**Set problem**
Output an exact reproduction of the data.

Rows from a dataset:
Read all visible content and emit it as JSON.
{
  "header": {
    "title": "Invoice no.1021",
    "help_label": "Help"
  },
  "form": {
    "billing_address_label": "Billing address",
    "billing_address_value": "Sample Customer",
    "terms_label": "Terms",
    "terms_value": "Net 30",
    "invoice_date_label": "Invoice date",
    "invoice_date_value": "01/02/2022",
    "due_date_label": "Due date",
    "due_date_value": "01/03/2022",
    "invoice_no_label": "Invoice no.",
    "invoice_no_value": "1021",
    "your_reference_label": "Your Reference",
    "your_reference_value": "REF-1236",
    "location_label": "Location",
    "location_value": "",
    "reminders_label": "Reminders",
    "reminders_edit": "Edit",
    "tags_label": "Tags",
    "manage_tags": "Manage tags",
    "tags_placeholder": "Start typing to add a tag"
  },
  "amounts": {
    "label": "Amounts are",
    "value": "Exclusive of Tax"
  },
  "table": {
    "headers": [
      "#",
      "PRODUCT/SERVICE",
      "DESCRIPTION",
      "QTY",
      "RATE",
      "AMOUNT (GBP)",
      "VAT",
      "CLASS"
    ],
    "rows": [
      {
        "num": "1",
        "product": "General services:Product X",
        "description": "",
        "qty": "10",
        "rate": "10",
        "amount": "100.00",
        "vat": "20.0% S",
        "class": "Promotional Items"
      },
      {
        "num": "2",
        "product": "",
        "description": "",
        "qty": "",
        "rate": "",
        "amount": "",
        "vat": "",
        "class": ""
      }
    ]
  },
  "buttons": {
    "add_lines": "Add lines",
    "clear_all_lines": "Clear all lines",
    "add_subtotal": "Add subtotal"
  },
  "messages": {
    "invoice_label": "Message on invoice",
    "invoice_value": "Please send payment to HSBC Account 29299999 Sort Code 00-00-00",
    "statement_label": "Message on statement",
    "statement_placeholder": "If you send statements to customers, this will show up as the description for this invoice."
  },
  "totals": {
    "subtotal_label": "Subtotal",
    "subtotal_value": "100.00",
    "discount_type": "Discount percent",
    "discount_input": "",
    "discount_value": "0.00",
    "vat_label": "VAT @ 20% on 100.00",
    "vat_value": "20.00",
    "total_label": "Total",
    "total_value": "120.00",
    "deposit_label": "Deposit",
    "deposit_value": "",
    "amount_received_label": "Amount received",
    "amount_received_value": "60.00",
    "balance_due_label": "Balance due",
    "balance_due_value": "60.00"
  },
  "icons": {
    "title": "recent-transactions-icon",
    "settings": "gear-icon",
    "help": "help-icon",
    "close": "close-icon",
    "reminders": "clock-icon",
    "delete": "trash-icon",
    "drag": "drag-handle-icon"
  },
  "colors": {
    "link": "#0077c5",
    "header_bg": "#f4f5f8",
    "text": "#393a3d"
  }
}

**Output below**
Read all visible content and emit it as JSON.
{
  "header": {
    "title": "Invoice no.1021",
    "help_label": "Help"
  },
  "form": {
    "billing_address_label": "Billing address",
    "billing_address_value": "Sample Customer",
    "terms_label": "Terms",
    "terms_value": "Net 30",
    "invoice_date_label": "Invoice date",
    "invoice_date_value": "01/02/2022",
    "due_date_label": "Due date",
    "due_date_value": "01/03/2022",
    "invoice_no_label": "Invoice no.",
    "invoice_no_value": "1021",
    "your_reference_label": "Your Reference",
    "your_reference_value": "REF-1236",
    "location_label": "Location",
    "location_value": "",
    "reminders_label": "Reminders",
    "reminders_edit": "Edit",
    "tags_label": "Tags",
    "manage_tags": "Manage tags",
    "tags_placeholder": "Start typing to add a tag"
  },
  "amounts": {
    "label": "Amounts are",
    "value": "Exclusive of Tax"
  },
  "table": {
    "headers": [
      "#",
      "PRODUCT/SERVICE",
      "DESCRIPTION",
      "QTY",
      "RATE",
      "AMOUNT (GBP)",
      "VAT",
      "CLASS"
    ],
    "rows": [
      {
        "num": "1",
        "product": "General services:Product X",
        "description": "",
        "qty": "10",
        "rate": "10",
        "amount": "100.00",
        "vat": "20.0% S",
        "class": "Promotional Items"
      },
      {
        "num": "2",
        "product": "",
        "description": "",
        "qty": "",
        "rate": "",
        "amount": "",
        "vat": "",
        "class": ""
      }
    ]
  },
  "buttons": {
    "add_lines": "Add lines",
    "clear_all_lines": "Clear all lines",
    "add_subtotal": "Add subtotal"
  },
  "messages": {
    "invoice_label": "Message on invoice",
    "invoice_value": "Please send payment to HSBC Account 29299999 Sort Code 00-00-00",
    "statement_label": "Message on statement",
    "statement_placeholder": "If you send statements to customers, this will show up as the description for this invoice."
  },
  "totals": {
    "subtotal_label": "Subtotal",
    "subtotal_value": "100.00",
    "discount_type": "Discount percent",
    "discount_input": "",
    "discount_value": "0.00",
    "vat_label": "VAT @ 20% on 100.00",
    "vat_value": "20.00",
    "total_label": "Total",
    "total_value": "120.00",
    "deposit_label": "Deposit",
    "deposit_value": "",
    "amount_received_label": "Amount received",
    "amount_received_value": "60.00",
    "balance_due_label": "Balance due",
    "balance_due_value": "60.00"
  },
  "icons": {
    "title": "recent-transactions-icon",
    "settings": "gear-icon",
    "help": "help-icon",
    "close": "close-icon",
    "reminders": "clock-icon",
    "delete": "trash-icon",
    "drag": "drag-handle-icon"
  },
  "colors": {
    "link": "#0077c5",
    "header_bg": "#f4f5f8",
    "text": "#393a3d"
  }
}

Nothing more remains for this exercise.